• _Task details_
Retype all of the data exactly as given.

## begin Input records

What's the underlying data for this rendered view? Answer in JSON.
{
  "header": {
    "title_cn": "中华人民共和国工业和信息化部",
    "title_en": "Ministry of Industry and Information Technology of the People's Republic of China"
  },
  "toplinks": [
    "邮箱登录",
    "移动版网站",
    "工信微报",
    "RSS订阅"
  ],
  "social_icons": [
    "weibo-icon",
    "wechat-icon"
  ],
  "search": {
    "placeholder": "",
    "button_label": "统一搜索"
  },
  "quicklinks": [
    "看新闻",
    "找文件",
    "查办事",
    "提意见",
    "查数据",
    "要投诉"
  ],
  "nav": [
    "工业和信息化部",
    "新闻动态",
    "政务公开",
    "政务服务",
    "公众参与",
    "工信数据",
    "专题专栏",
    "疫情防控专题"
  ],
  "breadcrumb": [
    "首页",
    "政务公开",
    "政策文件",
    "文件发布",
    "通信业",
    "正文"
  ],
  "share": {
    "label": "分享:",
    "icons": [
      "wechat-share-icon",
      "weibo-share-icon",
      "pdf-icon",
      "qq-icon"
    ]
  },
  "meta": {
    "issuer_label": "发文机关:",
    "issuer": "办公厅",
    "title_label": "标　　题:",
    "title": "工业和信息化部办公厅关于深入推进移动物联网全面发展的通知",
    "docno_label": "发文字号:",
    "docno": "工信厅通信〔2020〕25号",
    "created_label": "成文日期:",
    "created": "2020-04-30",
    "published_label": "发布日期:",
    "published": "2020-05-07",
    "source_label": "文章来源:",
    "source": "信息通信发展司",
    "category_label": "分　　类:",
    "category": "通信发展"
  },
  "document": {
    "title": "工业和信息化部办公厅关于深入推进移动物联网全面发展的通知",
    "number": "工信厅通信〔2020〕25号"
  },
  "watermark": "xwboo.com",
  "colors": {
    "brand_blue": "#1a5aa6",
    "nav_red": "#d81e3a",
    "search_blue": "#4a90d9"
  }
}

## end Input records

• _Answer for this exercise_
What's the underlying data for this rendered view? Answer in JSON.
{
  "header": {
    "title_cn": "中华人民共和国工业和信息化部",
    "title_en": "Ministry of Industry and Information Technology of the People's Republic of China"
  },
  "toplinks": [
    "邮箱登录",
    "移动版网站",
    "工信微报",
    "RSS订阅"
  ],
  "social_icons": [
    "weibo-icon",
    "wechat-icon"
  ],
  "search": {
    "placeholder": "",
    "button_label": "统一搜索"
  },
  "quicklinks": [
    "看新闻",
    "找文件",
    "查办事",
    "提意见",
    "查数据",
    "要投诉"
  ],
  "nav": [
    "工业和信息化部",
    "新闻动态",
    "政务公开",
    "政务服务",
    "公众参与",
    "工信数据",
    "专题专栏",
    "疫情防控专题"
  ],
  "breadcrumb": [
    "首页",
    "政务公开",
    "政策文件",
    "文件发布",
    "通信业",
    "正文"
  ],
  "share": {
    "label": "分享:",
    "icons": [
      "wechat-share-icon",
      "weibo-share-icon",
      "pdf-icon",
      "qq-icon"
    ]
  },
  "meta": {
    "issuer_label": "发文机关:",
    "issuer": "办公厅",
    "title_label": "标　　题:",
    "title": "工业和信息化部办公厅关于深入推进移动物联网全面发展的通知",
    "docno_label": "发文字号:",
    "docno": "工信厅通信〔2020〕25号",
    "created_label": "成文日期:",
    "created": "2020-04-30",
    "published_label": "发布日期:",
    "published": "2020-05-07",
    "source_label": "文章来源:",
    "source": "信息通信发展司",
    "category_label": "分　　类:",
    "category": "通信发展"
  },
  "document": {
    "title": "工业和信息化部办公厅关于深入推进移动物联网全面发展的通知",
    "number": "工信厅通信〔2020〕25号"
  },
  "watermark": "xwboo.com",
  "colors": {
    "brand_blue": "#1a5aa6",
    "nav_red": "#d81e3a",
    "search_blue": "#4a90d9"
  }
}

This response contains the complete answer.